-- Start --
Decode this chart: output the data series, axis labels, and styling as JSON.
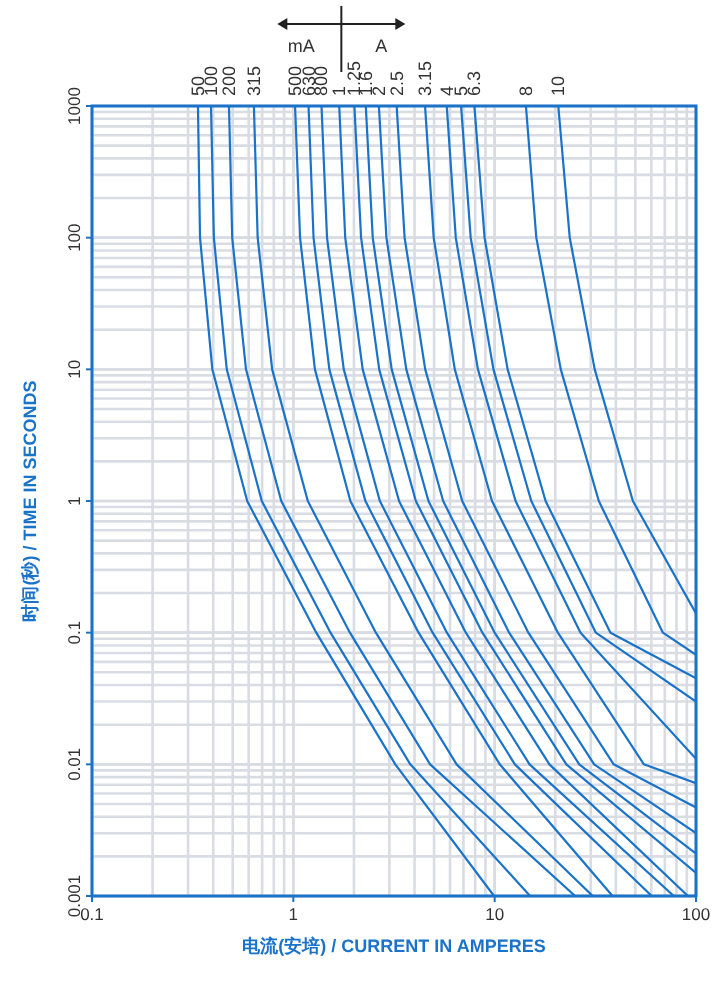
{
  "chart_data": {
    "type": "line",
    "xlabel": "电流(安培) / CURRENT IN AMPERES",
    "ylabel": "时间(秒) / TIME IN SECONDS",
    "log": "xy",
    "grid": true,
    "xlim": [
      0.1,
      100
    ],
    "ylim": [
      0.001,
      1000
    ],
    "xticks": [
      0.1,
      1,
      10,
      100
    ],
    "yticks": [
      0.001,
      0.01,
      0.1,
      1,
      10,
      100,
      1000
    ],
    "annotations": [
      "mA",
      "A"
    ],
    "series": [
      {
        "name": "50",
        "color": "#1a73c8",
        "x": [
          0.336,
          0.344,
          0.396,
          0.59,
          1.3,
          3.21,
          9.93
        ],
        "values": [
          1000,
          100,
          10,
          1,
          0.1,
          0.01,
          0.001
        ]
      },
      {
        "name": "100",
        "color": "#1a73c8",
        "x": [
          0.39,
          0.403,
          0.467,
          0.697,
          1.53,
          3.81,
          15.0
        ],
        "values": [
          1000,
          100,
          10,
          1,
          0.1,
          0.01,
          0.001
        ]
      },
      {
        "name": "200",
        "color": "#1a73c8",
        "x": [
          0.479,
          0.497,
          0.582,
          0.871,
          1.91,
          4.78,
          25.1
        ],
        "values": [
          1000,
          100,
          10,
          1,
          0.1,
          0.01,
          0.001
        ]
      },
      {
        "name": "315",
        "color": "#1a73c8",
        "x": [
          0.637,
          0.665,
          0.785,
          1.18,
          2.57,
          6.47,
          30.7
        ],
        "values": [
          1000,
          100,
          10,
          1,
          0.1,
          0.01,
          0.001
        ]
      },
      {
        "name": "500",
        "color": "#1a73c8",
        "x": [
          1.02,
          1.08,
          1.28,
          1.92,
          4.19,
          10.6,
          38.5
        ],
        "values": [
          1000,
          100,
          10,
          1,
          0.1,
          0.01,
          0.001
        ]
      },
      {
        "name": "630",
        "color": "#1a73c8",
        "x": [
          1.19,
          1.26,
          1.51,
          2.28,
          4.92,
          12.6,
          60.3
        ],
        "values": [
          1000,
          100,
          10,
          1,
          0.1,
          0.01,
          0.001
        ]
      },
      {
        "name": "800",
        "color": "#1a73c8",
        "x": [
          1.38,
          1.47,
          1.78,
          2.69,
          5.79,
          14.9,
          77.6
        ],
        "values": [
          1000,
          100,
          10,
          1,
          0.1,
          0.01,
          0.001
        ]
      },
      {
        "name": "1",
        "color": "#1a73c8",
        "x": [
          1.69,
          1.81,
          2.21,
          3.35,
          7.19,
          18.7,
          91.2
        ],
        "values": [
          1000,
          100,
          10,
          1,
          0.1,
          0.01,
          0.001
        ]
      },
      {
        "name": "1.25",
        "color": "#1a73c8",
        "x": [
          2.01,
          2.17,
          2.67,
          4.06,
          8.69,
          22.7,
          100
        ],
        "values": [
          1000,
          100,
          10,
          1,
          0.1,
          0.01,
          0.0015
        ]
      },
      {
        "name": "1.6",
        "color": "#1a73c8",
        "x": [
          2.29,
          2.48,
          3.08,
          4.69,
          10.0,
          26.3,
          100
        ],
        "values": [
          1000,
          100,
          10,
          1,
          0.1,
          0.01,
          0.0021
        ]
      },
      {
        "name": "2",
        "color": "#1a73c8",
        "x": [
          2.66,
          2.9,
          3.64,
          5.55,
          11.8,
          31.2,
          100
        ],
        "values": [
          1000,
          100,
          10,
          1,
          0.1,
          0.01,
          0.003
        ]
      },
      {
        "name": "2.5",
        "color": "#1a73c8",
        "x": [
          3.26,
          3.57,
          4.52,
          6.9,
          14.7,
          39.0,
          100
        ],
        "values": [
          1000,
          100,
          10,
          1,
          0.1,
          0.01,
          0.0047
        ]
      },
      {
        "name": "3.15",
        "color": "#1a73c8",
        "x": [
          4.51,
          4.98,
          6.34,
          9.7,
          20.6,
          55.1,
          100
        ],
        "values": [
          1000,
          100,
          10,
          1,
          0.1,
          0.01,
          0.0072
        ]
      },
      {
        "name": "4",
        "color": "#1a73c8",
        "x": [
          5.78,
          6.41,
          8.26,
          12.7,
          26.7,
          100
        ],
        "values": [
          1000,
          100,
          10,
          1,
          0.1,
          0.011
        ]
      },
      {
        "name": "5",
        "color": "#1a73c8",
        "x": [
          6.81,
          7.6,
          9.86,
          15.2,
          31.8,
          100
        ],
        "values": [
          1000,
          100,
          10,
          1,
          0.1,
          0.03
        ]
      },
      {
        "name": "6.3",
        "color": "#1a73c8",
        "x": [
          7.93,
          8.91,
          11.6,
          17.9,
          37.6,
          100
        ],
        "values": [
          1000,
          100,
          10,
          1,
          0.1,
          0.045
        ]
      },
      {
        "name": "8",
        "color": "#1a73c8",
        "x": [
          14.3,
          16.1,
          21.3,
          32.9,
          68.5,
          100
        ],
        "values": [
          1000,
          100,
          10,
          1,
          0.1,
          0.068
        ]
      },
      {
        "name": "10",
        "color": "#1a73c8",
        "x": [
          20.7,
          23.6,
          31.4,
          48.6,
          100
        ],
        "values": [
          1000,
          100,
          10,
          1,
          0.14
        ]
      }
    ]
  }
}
-- End --
-- Start --
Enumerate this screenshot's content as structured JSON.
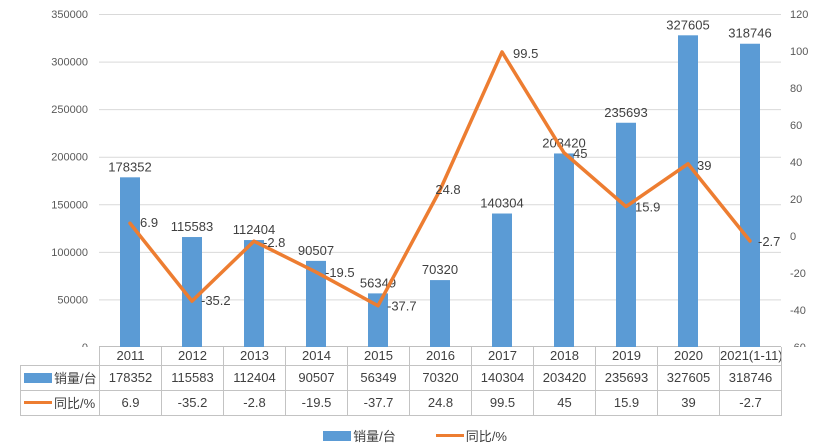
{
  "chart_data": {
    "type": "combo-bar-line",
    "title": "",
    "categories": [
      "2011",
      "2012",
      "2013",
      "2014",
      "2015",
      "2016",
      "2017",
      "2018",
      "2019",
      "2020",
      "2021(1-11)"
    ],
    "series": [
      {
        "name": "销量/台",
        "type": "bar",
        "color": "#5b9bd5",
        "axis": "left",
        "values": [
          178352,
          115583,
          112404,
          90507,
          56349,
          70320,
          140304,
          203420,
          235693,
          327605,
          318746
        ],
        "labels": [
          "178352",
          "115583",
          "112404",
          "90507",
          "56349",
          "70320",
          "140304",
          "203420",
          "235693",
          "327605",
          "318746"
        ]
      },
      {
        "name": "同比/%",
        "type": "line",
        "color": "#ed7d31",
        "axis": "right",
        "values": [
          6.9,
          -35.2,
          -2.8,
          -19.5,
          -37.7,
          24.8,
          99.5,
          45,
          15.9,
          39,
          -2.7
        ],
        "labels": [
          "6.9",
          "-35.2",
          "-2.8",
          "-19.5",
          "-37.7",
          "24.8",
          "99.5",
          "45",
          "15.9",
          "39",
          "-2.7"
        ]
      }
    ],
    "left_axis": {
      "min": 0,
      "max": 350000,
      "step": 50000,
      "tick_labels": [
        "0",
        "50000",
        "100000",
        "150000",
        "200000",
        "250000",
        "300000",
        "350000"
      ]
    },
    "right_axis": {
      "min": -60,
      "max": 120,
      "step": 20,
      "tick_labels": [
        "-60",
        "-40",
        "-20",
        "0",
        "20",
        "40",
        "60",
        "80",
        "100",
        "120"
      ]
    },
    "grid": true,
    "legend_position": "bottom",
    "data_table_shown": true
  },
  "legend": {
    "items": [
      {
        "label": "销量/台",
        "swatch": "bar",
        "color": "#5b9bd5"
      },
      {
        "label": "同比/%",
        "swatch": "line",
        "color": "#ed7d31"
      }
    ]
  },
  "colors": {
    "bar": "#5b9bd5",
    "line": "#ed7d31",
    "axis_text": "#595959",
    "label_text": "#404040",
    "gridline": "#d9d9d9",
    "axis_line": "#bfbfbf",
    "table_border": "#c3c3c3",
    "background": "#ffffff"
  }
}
-- End --
▶ _REQUIRED WORK_: Reproduce each line from the records that contains the word "type".

▶ _ANSWER TO THIS TASK_:
    "type": "line",
    "type": "combo-bar-line",
        "type": "bar",
        "type": "line",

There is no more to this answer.